EXERCISE PROMPT » Locate "Give me the" in the records below, then copy its line and every following line exactly, without the pictures.

Records from a data source:
========================================

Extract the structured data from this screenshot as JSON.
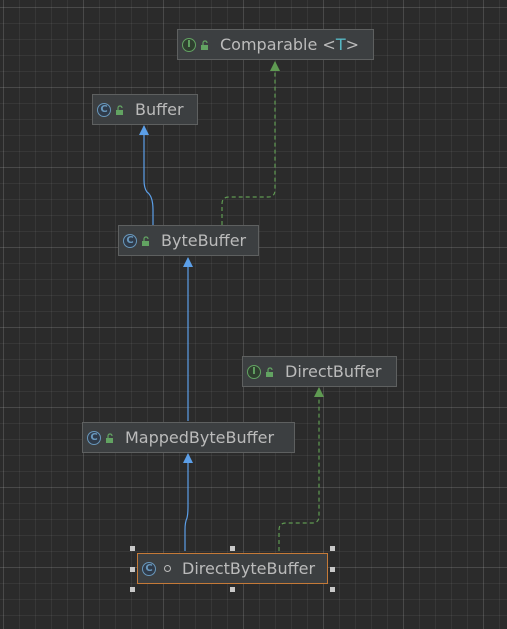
{
  "diagram": {
    "nodes": {
      "comparable": {
        "name": "Comparable <",
        "type_param": "T",
        "suffix": ">",
        "kind": "interface",
        "kind_letter": "I",
        "visibility": "public"
      },
      "buffer": {
        "name": "Buffer",
        "kind": "class",
        "kind_letter": "C",
        "visibility": "public"
      },
      "bytebuffer": {
        "name": "ByteBuffer",
        "kind": "class",
        "kind_letter": "C",
        "visibility": "public"
      },
      "directbuffer": {
        "name": "DirectBuffer",
        "kind": "interface",
        "kind_letter": "I",
        "visibility": "public"
      },
      "mappedbytebuffer": {
        "name": "MappedByteBuffer",
        "kind": "class",
        "kind_letter": "C",
        "visibility": "public"
      },
      "directbytebuffer": {
        "name": "DirectByteBuffer",
        "kind": "class",
        "kind_letter": "C",
        "visibility": "package-private",
        "selected": true
      }
    },
    "edges": [
      {
        "from": "ByteBuffer",
        "to": "Buffer",
        "relation": "extends"
      },
      {
        "from": "ByteBuffer",
        "to": "Comparable",
        "relation": "implements"
      },
      {
        "from": "MappedByteBuffer",
        "to": "ByteBuffer",
        "relation": "extends"
      },
      {
        "from": "DirectByteBuffer",
        "to": "MappedByteBuffer",
        "relation": "extends"
      },
      {
        "from": "DirectByteBuffer",
        "to": "DirectBuffer",
        "relation": "implements"
      }
    ],
    "colors": {
      "background": "#2b2b2b",
      "extends_edge": "#5c9fe8",
      "implements_edge": "#5f9a52",
      "node_fill": "#3c3f41",
      "selection_border": "#c57a38"
    }
  }
}
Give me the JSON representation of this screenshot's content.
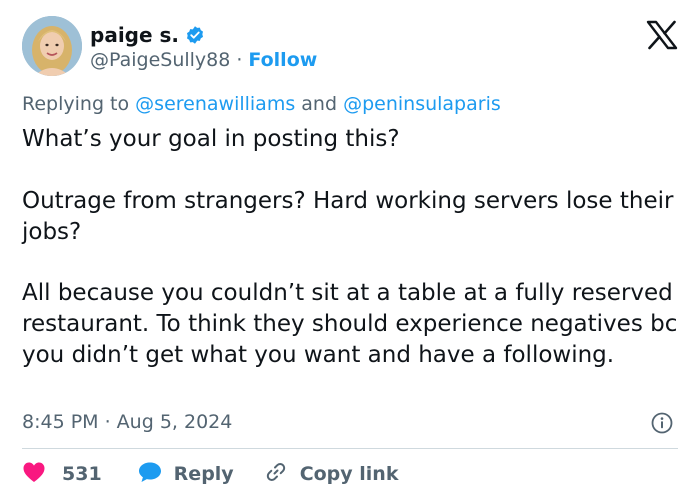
{
  "author": {
    "display_name": "paige s.",
    "handle": "@PaigeSully88",
    "separator": "·",
    "follow_label": "Follow"
  },
  "reply_context": {
    "prefix": "Replying to",
    "mention_1": "@serenawilliams",
    "conjunction": "and",
    "mention_2": "@peninsulaparis"
  },
  "tweet": {
    "paragraph_1": "What’s your goal in posting this?",
    "paragraph_2": "Outrage from strangers? Hard working servers lose their jobs?",
    "paragraph_3": "All because you couldn’t sit at a table at a fully reserved restaurant. To think they should experience negatives bc you didn’t get what you want and have a following.",
    "timestamp": "8:45 PM · Aug 5, 2024"
  },
  "actions": {
    "like_count": "531",
    "reply_label": "Reply",
    "copy_link_label": "Copy link"
  },
  "icons": {
    "verified": "verified-badge-icon",
    "x_logo": "x-logo-icon",
    "info": "info-icon",
    "heart": "heart-icon",
    "reply": "speech-bubble-icon",
    "link": "link-icon"
  },
  "colors": {
    "accent": "#1d9bf0",
    "text": "#0f1419",
    "secondary_text": "#536471",
    "heart": "#f91880",
    "divider": "#cfd9de"
  }
}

========================================

RESULT FOR THIS TASK »
Give me the JSON representation of this screenshot's content.
{
  "author": {
    "display_name": "paige s.",
    "handle": "@PaigeSully88",
    "separator": "·",
    "follow_label": "Follow"
  },
  "reply_context": {
    "prefix": "Replying to",
    "mention_1": "@serenawilliams",
    "conjunction": "and",
    "mention_2": "@peninsulaparis"
  },
  "tweet": {
    "paragraph_1": "What’s your goal in posting this?",
    "paragraph_2": "Outrage from strangers? Hard working servers lose their jobs?",
    "paragraph_3": "All because you couldn’t sit at a table at a fully reserved restaurant. To think they should experience negatives bc you didn’t get what you want and have a following.",
    "timestamp": "8:45 PM · Aug 5, 2024"
  },
  "actions": {
    "like_count": "531",
    "reply_label": "Reply",
    "copy_link_label": "Copy link"
  },
  "icons": {
    "verified": "verified-badge-icon",
    "x_logo": "x-logo-icon",
    "info": "info-icon",
    "heart": "heart-icon",
    "reply": "speech-bubble-icon",
    "link": "link-icon"
  },
  "colors": {
    "accent": "#1d9bf0",
    "text": "#0f1419",
    "secondary_text": "#536471",
    "heart": "#f91880",
    "divider": "#cfd9de"
  }
}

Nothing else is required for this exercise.